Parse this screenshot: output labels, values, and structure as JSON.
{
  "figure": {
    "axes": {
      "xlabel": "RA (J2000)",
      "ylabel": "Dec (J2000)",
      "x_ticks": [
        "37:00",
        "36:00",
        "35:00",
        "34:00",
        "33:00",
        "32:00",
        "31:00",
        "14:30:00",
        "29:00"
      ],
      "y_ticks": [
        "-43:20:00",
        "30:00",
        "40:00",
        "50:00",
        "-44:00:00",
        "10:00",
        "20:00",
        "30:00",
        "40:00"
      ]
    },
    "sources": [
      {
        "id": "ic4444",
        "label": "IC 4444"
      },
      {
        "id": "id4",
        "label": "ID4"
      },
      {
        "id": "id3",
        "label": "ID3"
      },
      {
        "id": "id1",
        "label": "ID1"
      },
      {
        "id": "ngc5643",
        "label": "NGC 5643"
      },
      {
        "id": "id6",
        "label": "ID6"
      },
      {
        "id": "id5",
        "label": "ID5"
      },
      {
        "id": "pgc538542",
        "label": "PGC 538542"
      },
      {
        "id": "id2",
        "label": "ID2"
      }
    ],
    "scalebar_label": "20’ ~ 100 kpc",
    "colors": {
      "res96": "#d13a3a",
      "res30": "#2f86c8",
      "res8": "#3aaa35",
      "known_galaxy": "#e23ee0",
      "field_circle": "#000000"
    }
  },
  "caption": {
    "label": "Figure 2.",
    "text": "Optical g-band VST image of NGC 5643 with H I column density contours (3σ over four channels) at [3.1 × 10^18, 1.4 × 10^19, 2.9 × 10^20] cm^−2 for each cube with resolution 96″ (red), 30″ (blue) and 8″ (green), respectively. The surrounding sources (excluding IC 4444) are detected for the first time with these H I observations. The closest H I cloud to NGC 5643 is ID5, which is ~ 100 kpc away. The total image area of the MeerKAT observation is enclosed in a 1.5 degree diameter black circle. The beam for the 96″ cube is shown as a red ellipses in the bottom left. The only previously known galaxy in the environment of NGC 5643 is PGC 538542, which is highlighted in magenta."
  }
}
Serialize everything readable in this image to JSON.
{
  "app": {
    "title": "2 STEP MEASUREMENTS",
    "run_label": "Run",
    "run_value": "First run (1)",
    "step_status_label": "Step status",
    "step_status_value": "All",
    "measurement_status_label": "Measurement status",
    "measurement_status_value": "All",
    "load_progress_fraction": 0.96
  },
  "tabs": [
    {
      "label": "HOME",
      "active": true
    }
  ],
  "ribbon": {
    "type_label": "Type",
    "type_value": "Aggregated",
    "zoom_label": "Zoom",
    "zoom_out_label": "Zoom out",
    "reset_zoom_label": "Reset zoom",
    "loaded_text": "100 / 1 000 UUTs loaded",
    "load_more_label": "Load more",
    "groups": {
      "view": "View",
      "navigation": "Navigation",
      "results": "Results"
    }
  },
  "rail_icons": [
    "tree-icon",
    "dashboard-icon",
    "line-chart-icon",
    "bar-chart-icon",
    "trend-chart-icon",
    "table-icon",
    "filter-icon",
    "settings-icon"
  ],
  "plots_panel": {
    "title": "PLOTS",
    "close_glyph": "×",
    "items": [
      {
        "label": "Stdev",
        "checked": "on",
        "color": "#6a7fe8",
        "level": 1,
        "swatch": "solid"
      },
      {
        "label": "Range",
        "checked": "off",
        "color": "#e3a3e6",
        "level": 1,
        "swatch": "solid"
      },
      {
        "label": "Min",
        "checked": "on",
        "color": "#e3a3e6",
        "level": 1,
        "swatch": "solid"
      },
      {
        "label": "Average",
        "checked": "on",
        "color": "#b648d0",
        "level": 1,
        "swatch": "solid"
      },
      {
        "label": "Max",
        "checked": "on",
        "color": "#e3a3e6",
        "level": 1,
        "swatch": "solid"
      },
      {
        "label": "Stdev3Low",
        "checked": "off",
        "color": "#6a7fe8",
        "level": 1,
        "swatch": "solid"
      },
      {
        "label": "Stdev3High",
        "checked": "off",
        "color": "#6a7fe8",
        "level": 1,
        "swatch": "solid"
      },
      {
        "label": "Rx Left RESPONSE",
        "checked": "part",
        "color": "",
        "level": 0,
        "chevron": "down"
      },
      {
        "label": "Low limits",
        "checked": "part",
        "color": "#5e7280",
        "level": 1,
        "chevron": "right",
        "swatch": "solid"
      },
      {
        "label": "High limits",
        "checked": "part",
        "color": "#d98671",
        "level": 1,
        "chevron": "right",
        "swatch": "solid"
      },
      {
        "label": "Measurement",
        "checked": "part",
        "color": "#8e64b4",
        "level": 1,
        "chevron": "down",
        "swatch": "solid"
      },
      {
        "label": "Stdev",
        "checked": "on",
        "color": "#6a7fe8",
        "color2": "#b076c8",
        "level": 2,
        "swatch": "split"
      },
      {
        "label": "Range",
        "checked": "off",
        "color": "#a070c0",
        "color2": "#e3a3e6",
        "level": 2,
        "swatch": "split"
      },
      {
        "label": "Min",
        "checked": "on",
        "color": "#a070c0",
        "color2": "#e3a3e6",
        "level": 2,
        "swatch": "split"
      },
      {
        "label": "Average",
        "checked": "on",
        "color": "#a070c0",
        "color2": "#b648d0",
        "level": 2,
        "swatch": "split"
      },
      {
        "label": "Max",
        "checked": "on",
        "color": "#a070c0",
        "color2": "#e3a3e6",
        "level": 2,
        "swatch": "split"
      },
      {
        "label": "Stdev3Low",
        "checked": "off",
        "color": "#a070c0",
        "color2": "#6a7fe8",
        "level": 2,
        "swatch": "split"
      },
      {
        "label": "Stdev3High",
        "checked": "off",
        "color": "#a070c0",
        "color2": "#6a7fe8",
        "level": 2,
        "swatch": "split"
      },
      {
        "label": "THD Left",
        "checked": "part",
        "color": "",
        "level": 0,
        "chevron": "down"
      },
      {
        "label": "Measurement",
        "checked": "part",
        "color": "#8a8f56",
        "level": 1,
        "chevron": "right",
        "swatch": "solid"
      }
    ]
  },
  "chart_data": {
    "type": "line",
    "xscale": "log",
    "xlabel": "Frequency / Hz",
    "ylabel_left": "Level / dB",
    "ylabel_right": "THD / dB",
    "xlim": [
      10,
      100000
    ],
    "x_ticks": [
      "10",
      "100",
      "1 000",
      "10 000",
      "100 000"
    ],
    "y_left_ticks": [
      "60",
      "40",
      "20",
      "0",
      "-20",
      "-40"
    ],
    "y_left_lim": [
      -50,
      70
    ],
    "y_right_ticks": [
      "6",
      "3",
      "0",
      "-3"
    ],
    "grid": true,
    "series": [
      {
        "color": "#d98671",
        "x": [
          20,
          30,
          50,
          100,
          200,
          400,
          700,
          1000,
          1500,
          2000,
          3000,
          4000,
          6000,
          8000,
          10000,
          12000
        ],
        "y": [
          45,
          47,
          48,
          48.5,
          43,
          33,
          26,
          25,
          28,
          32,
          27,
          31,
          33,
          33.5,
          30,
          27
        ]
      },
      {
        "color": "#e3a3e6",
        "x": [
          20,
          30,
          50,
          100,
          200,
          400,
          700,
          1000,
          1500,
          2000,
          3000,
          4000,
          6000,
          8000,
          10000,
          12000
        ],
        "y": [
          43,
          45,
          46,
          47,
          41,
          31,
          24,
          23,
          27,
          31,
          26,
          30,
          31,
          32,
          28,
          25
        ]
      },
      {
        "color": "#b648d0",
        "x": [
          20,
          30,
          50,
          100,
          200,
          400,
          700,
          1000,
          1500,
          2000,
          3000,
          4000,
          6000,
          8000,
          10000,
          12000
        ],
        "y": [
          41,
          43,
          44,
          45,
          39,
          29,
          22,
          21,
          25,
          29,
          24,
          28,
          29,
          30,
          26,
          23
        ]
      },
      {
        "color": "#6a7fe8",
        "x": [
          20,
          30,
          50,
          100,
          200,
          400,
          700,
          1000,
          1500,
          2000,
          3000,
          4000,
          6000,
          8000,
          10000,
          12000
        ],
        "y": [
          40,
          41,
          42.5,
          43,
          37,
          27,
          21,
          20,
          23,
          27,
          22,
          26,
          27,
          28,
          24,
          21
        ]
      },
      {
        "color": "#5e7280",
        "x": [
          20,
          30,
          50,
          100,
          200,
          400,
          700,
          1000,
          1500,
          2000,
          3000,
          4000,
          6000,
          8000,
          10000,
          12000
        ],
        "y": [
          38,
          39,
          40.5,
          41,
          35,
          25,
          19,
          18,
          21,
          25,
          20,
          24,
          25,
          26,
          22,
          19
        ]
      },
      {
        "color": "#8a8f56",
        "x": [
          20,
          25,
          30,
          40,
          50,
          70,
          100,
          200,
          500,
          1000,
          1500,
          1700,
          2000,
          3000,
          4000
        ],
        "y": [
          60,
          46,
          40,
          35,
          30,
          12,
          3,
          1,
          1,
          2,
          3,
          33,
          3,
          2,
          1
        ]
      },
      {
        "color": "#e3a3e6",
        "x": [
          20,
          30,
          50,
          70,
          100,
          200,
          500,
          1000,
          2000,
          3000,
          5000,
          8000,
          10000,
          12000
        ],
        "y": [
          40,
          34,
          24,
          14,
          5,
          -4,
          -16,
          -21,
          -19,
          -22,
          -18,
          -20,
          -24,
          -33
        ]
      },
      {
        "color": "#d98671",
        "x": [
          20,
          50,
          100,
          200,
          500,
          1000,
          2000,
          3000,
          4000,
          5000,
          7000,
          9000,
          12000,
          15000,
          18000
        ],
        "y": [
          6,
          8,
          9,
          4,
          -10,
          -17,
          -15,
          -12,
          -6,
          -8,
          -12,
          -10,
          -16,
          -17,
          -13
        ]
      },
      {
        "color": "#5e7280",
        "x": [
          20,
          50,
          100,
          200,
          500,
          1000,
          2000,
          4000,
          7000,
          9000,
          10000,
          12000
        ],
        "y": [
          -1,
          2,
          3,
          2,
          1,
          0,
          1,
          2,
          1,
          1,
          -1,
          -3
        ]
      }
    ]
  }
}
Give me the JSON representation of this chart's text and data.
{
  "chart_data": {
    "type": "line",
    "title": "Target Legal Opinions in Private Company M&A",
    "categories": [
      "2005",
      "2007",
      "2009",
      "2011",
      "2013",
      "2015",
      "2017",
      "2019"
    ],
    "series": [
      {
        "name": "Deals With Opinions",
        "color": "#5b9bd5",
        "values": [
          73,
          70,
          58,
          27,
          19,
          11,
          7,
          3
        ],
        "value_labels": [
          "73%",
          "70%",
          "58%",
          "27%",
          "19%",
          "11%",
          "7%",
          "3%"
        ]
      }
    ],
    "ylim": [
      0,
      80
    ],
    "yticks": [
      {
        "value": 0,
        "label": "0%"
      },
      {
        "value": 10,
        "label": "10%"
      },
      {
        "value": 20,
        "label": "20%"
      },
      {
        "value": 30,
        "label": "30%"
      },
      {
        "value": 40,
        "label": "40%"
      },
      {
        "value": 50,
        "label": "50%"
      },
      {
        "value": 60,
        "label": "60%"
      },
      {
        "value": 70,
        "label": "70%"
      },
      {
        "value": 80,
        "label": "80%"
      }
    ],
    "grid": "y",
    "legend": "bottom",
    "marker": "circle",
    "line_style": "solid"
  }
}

## Exercise brief
Give again the lines from the line holding "Give me the" through the close of the listing, both included, exactly as written and with nothing else.

## Written solution
Give me the JSON representation of this chart's text and data.
{
  "chart_data": {
    "type": "line",
    "title": "Target Legal Opinions in Private Company M&A",
    "categories": [
      "2005",
      "2007",
      "2009",
      "2011",
      "2013",
      "2015",
      "2017",
      "2019"
    ],
    "series": [
      {
        "name": "Deals With Opinions",
        "color": "#5b9bd5",
        "values": [
          73,
          70,
          58,
          27,
          19,
          11,
          7,
          3
        ],
        "value_labels": [
          "73%",
          "70%",
          "58%",
          "27%",
          "19%",
          "11%",
          "7%",
          "3%"
        ]
      }
    ],
    "ylim": [
      0,
      80
    ],
    "yticks": [
      {
        "value": 0,
        "label": "0%"
      },
      {
        "value": 10,
        "label": "10%"
      },
      {
        "value": 20,
        "label": "20%"
      },
      {
        "value": 30,
        "label": "30%"
      },
      {
        "value": 40,
        "label": "40%"
      },
      {
        "value": 50,
        "label": "50%"
      },
      {
        "value": 60,
        "label": "60%"
      },
      {
        "value": 70,
        "label": "70%"
      },
      {
        "value": 80,
        "label": "80%"
      }
    ],
    "grid": "y",
    "legend": "bottom",
    "marker": "circle",
    "line_style": "solid"
  }
}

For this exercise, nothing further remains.